Collected data entries
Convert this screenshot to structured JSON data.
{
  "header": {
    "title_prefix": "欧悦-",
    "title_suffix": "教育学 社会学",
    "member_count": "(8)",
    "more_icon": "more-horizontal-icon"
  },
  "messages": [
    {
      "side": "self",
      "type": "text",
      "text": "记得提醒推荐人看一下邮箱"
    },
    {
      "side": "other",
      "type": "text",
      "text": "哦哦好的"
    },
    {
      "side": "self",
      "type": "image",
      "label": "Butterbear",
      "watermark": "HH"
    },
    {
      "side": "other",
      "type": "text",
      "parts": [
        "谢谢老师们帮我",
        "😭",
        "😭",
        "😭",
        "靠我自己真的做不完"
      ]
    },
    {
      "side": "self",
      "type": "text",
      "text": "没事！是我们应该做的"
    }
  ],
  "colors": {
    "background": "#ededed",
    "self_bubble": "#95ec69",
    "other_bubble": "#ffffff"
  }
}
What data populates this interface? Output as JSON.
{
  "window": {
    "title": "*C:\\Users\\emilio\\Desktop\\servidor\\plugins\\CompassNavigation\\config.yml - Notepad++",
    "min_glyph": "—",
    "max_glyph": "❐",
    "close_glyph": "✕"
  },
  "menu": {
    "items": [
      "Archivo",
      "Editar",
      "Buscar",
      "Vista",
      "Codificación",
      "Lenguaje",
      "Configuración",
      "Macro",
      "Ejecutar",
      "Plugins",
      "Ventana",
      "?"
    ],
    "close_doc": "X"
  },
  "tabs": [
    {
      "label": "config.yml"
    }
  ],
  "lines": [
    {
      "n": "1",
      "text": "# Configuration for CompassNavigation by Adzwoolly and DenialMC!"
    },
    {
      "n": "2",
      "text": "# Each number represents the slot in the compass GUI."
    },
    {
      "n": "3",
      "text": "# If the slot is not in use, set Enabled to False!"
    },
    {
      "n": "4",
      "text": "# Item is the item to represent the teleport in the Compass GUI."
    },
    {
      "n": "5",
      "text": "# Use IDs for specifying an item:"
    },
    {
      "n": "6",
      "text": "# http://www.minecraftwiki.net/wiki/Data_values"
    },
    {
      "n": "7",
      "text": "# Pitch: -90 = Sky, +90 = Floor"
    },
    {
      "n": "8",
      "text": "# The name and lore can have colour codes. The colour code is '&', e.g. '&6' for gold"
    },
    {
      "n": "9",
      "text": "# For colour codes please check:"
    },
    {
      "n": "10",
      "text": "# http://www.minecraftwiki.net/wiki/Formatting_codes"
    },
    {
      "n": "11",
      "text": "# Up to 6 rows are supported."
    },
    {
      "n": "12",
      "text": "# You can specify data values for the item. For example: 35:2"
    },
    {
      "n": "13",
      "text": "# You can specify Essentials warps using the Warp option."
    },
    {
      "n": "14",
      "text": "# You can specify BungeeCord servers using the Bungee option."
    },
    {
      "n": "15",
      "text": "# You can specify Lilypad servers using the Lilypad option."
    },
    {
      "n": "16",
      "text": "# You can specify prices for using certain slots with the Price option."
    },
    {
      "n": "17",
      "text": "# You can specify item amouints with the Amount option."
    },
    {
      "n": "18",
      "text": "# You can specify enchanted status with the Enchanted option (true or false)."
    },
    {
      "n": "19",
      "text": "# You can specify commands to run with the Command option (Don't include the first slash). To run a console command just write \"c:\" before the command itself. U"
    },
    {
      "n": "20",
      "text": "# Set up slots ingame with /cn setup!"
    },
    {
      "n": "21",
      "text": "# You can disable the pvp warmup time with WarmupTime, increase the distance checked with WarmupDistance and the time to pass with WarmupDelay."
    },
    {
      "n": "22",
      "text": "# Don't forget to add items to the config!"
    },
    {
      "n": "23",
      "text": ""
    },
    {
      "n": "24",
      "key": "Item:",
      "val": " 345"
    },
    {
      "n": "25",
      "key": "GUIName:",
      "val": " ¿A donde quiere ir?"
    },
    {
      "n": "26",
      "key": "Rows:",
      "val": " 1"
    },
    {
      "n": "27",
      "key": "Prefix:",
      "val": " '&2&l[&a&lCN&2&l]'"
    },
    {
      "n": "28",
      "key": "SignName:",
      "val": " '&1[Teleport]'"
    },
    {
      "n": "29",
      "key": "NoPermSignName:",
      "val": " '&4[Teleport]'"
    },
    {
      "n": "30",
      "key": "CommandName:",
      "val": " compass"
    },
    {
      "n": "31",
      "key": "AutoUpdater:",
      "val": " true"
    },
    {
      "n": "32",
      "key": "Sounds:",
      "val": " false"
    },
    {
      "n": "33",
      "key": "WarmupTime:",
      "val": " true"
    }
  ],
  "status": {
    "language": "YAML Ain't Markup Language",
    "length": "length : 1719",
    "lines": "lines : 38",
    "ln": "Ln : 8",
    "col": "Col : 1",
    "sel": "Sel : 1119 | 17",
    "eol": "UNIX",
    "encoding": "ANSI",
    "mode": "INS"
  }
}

§ Your instructions
Every record above should be copied exactly.

§ Task answer
Convert this screenshot to structured JSON data.
{
  "header": {
    "title_prefix": "欧悦-",
    "title_suffix": "教育学 社会学",
    "member_count": "(8)",
    "more_icon": "more-horizontal-icon"
  },
  "messages": [
    {
      "side": "self",
      "type": "text",
      "text": "记得提醒推荐人看一下邮箱"
    },
    {
      "side": "other",
      "type": "text",
      "text": "哦哦好的"
    },
    {
      "side": "self",
      "type": "image",
      "label": "Butterbear",
      "watermark": "HH"
    },
    {
      "side": "other",
      "type": "text",
      "parts": [
        "谢谢老师们帮我",
        "😭",
        "😭",
        "😭",
        "靠我自己真的做不完"
      ]
    },
    {
      "side": "self",
      "type": "text",
      "text": "没事！是我们应该做的"
    }
  ],
  "colors": {
    "background": "#ededed",
    "self_bubble": "#95ec69",
    "other_bubble": "#ffffff"
  }
}
What data populates this interface? Output as JSON.
{
  "window": {
    "title": "*C:\\Users\\emilio\\Desktop\\servidor\\plugins\\CompassNavigation\\config.yml - Notepad++",
    "min_glyph": "—",
    "max_glyph": "❐",
    "close_glyph": "✕"
  },
  "menu": {
    "items": [
      "Archivo",
      "Editar",
      "Buscar",
      "Vista",
      "Codificación",
      "Lenguaje",
      "Configuración",
      "Macro",
      "Ejecutar",
      "Plugins",
      "Ventana",
      "?"
    ],
    "close_doc": "X"
  },
  "tabs": [
    {
      "label": "config.yml"
    }
  ],
  "lines": [
    {
      "n": "1",
      "text": "# Configuration for CompassNavigation by Adzwoolly and DenialMC!"
    },
    {
      "n": "2",
      "text": "# Each number represents the slot in the compass GUI."
    },
    {
      "n": "3",
      "text": "# If the slot is not in use, set Enabled to False!"
    },
    {
      "n": "4",
      "text": "# Item is the item to represent the teleport in the Compass GUI."
    },
    {
      "n": "5",
      "text": "# Use IDs for specifying an item:"
    },
    {
      "n": "6",
      "text": "# http://www.minecraftwiki.net/wiki/Data_values"
    },
    {
      "n": "7",
      "text": "# Pitch: -90 = Sky, +90 = Floor"
    },
    {
      "n": "8",
      "text": "# The name and lore can have colour codes. The colour code is '&', e.g. '&6' for gold"
    },
    {
      "n": "9",
      "text": "# For colour codes please check:"
    },
    {
      "n": "10",
      "text": "# http://www.minecraftwiki.net/wiki/Formatting_codes"
    },
    {
      "n": "11",
      "text": "# Up to 6 rows are supported."
    },
    {
      "n": "12",
      "text": "# You can specify data values for the item. For example: 35:2"
    },
    {
      "n": "13",
      "text": "# You can specify Essentials warps using the Warp option."
    },
    {
      "n": "14",
      "text": "# You can specify BungeeCord servers using the Bungee option."
    },
    {
      "n": "15",
      "text": "# You can specify Lilypad servers using the Lilypad option."
    },
    {
      "n": "16",
      "text": "# You can specify prices for using certain slots with the Price option."
    },
    {
      "n": "17",
      "text": "# You can specify item amouints with the Amount option."
    },
    {
      "n": "18",
      "text": "# You can specify enchanted status with the Enchanted option (true or false)."
    },
    {
      "n": "19",
      "text": "# You can specify commands to run with the Command option (Don't include the first slash). To run a console command just write \"c:\" before the command itself. U"
    },
    {
      "n": "20",
      "text": "# Set up slots ingame with /cn setup!"
    },
    {
      "n": "21",
      "text": "# You can disable the pvp warmup time with WarmupTime, increase the distance checked with WarmupDistance and the time to pass with WarmupDelay."
    },
    {
      "n": "22",
      "text": "# Don't forget to add items to the config!"
    },
    {
      "n": "23",
      "text": ""
    },
    {
      "n": "24",
      "key": "Item:",
      "val": " 345"
    },
    {
      "n": "25",
      "key": "GUIName:",
      "val": " ¿A donde quiere ir?"
    },
    {
      "n": "26",
      "key": "Rows:",
      "val": " 1"
    },
    {
      "n": "27",
      "key": "Prefix:",
      "val": " '&2&l[&a&lCN&2&l]'"
    },
    {
      "n": "28",
      "key": "SignName:",
      "val": " '&1[Teleport]'"
    },
    {
      "n": "29",
      "key": "NoPermSignName:",
      "val": " '&4[Teleport]'"
    },
    {
      "n": "30",
      "key": "CommandName:",
      "val": " compass"
    },
    {
      "n": "31",
      "key": "AutoUpdater:",
      "val": " true"
    },
    {
      "n": "32",
      "key": "Sounds:",
      "val": " false"
    },
    {
      "n": "33",
      "key": "WarmupTime:",
      "val": " true"
    }
  ],
  "status": {
    "language": "YAML Ain't Markup Language",
    "length": "length : 1719",
    "lines": "lines : 38",
    "ln": "Ln : 8",
    "col": "Col : 1",
    "sel": "Sel : 1119 | 17",
    "eol": "UNIX",
    "encoding": "ANSI",
    "mode": "INS"
  }
}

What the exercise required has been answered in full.